* _CHALLENGE_
The exercise asks you to copy every line below in which "from" appears.

___ SUPPLIED ENTRIES ___

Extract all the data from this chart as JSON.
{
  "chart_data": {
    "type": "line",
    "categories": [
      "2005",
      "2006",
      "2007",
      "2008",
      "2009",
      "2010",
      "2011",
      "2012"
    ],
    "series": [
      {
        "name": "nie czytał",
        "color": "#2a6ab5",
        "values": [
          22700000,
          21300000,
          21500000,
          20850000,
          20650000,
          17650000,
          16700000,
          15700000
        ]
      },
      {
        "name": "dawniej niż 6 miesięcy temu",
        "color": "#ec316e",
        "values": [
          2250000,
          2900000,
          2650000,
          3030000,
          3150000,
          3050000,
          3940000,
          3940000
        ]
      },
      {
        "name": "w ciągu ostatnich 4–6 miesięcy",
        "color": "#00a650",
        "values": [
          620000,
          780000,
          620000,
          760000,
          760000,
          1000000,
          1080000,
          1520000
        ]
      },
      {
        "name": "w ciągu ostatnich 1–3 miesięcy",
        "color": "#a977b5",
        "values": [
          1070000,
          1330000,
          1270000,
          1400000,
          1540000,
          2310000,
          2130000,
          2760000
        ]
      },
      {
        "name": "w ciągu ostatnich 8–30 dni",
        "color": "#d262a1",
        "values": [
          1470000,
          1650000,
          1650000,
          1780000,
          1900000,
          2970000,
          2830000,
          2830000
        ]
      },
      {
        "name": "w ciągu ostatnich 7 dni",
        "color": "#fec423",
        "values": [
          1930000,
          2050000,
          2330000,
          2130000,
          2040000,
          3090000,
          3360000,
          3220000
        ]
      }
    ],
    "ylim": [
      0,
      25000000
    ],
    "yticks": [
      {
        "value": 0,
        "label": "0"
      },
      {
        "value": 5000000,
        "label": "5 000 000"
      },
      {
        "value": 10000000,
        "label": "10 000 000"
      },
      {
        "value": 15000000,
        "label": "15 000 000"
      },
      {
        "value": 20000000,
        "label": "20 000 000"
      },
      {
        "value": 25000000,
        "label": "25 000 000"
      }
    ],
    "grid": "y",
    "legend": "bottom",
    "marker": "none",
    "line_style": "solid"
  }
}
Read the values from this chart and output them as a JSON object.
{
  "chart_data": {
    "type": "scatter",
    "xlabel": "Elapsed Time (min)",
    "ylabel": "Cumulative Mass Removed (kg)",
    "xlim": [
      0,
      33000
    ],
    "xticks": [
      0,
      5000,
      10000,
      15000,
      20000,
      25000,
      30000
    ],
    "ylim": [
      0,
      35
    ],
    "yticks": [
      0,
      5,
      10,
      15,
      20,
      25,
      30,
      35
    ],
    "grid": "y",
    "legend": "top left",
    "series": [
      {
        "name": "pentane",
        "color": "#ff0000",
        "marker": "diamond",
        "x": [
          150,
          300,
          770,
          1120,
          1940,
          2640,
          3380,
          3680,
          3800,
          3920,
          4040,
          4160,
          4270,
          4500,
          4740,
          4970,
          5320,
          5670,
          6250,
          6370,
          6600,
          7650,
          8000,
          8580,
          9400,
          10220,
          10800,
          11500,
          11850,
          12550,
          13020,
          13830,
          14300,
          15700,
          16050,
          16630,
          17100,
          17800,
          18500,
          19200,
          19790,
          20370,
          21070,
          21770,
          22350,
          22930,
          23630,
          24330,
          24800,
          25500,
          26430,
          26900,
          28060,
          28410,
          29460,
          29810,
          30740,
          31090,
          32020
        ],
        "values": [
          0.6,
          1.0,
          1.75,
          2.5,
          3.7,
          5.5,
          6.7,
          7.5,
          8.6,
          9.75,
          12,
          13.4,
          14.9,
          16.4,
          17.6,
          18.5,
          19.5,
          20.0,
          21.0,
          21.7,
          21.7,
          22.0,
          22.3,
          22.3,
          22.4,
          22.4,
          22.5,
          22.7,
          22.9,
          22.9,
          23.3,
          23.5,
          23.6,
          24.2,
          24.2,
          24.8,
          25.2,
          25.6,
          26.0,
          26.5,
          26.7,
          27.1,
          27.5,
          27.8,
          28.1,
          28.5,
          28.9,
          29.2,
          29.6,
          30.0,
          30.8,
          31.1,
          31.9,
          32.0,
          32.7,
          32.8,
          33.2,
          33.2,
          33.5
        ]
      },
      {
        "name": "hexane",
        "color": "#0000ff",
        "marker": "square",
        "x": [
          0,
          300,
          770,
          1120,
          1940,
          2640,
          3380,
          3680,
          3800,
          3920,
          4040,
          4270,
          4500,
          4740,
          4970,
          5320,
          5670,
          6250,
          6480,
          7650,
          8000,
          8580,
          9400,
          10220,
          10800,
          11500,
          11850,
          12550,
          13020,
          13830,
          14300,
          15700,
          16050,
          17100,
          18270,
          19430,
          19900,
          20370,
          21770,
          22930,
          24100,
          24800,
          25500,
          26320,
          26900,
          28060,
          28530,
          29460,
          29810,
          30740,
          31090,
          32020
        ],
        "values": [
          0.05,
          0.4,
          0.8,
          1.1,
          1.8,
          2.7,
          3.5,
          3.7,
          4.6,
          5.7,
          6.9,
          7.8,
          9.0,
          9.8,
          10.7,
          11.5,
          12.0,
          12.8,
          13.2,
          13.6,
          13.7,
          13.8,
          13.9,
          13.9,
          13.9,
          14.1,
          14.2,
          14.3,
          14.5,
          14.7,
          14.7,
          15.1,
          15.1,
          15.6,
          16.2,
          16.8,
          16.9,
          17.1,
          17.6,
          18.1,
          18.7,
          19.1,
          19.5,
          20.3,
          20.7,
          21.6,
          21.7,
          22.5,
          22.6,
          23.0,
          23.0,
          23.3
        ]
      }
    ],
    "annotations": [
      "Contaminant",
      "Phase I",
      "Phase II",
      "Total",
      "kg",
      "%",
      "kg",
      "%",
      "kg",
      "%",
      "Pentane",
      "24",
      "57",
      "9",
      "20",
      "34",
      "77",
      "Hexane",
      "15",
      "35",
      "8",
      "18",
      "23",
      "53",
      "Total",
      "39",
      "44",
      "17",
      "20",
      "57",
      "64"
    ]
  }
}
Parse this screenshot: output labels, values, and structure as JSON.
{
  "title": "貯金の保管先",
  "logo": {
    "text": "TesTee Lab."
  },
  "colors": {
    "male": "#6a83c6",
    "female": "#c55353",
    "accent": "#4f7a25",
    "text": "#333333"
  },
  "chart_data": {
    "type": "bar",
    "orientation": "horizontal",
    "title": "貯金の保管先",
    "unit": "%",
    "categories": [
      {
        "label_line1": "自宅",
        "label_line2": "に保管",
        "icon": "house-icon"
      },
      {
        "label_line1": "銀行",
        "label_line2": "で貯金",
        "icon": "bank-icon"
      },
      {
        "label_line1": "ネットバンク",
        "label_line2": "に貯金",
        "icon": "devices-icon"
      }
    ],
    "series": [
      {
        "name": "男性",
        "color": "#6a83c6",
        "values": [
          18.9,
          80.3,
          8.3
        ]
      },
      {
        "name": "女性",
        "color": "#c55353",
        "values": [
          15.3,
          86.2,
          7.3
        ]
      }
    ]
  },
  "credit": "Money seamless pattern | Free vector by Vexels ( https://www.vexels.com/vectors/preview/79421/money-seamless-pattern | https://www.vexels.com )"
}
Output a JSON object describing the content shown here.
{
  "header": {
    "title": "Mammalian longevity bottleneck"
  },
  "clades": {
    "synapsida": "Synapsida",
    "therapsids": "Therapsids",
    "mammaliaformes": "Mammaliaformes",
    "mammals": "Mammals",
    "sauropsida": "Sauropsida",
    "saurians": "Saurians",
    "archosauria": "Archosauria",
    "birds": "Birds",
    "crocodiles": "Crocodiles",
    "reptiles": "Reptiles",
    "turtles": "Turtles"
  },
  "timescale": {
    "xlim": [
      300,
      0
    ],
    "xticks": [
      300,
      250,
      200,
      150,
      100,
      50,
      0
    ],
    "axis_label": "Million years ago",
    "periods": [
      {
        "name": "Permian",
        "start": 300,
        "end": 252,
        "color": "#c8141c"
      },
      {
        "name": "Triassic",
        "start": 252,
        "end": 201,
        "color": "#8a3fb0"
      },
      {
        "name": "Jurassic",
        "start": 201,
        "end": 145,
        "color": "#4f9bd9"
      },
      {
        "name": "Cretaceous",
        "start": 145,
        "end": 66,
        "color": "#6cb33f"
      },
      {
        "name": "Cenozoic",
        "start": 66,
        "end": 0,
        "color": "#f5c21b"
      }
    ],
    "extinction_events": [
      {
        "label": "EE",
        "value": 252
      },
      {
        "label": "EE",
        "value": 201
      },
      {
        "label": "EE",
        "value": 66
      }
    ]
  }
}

___

* _COMPLETE RESPONSE_
Extract all the data from this chart as JSON.
Read the values from this chart and output them as a JSON object.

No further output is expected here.